Find the lines containing the word "freq" and copy every one of them.

━━━━━ Dataset records ━━━━━

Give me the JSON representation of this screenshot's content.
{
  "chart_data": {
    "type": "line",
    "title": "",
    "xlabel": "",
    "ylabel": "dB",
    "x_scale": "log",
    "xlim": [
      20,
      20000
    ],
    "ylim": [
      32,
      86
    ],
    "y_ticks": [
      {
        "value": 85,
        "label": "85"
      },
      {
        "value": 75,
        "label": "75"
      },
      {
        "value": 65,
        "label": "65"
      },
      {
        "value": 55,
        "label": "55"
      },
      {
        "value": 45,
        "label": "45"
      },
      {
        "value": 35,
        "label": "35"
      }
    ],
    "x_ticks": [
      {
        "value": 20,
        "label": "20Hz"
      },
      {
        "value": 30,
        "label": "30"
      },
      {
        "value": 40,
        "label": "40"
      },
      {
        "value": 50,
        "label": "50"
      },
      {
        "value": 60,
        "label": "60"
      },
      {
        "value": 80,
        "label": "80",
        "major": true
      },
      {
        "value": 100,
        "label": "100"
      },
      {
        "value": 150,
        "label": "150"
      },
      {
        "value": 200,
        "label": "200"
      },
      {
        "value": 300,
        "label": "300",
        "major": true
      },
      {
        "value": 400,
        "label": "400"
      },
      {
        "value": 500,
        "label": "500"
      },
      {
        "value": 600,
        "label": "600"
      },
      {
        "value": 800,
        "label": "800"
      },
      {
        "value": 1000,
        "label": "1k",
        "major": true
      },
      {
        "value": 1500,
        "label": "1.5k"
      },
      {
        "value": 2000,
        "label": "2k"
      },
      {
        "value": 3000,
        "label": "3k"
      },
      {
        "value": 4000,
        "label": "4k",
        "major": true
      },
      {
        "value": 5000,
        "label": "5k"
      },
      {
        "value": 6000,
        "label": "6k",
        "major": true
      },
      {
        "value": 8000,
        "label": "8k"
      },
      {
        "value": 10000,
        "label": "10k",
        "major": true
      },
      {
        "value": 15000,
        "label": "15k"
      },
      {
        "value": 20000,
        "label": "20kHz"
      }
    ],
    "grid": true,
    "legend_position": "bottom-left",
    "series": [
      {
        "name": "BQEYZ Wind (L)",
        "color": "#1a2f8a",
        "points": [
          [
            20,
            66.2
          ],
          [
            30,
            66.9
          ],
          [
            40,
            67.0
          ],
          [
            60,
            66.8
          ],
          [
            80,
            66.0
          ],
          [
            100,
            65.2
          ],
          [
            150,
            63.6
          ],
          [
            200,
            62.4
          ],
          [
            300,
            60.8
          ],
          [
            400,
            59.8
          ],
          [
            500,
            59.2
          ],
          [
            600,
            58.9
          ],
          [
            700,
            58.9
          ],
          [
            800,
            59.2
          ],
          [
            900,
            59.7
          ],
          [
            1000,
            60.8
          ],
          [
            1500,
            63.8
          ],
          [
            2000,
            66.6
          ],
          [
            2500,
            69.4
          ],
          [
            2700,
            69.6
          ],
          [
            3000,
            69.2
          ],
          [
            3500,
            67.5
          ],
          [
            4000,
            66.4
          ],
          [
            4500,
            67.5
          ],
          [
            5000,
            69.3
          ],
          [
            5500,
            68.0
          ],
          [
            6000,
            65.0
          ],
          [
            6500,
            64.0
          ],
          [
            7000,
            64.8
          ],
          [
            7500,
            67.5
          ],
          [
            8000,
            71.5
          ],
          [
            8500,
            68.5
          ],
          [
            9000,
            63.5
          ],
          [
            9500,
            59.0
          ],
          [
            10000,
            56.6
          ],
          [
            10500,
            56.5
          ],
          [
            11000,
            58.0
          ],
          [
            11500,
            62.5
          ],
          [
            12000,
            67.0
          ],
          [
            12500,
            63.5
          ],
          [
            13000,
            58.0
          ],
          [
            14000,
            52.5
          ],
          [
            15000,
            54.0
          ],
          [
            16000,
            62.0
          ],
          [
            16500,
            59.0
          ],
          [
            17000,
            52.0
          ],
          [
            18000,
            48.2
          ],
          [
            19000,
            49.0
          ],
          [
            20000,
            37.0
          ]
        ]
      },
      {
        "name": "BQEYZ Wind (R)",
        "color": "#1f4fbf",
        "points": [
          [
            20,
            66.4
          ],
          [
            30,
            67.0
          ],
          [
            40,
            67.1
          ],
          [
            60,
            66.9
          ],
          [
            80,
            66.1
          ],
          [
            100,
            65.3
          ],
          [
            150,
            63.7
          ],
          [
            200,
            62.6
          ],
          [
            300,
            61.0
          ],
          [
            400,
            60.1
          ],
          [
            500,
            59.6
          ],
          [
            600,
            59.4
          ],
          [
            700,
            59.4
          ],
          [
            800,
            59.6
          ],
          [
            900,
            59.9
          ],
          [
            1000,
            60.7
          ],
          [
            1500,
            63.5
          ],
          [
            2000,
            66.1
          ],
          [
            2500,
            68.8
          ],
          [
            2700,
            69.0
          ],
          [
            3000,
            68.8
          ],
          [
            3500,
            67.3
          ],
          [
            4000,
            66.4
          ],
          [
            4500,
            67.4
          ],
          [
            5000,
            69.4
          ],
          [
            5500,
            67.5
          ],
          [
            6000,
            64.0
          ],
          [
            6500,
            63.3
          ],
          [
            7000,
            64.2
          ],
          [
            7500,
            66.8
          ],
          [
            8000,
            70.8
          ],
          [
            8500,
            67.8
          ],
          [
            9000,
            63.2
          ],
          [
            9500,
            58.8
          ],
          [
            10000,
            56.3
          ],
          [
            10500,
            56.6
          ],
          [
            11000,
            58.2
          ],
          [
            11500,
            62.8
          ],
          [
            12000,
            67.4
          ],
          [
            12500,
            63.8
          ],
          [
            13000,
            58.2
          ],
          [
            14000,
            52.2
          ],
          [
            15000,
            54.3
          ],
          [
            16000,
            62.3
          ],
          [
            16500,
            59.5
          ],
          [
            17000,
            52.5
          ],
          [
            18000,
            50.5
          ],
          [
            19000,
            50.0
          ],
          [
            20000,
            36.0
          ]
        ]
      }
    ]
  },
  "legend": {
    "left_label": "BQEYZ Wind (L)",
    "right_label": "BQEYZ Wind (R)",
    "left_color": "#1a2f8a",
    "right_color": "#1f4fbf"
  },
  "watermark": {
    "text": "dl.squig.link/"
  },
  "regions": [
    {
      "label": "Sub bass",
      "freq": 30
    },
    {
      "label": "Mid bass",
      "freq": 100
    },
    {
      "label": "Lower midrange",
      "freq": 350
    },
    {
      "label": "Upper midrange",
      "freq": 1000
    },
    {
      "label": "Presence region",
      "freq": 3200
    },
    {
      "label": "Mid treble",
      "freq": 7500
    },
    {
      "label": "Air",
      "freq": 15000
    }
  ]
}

━━━━━

** Written response **
      "freq": 30
      "freq": 100
      "freq": 350
      "freq": 1000
      "freq": 3200
      "freq": 7500
      "freq": 15000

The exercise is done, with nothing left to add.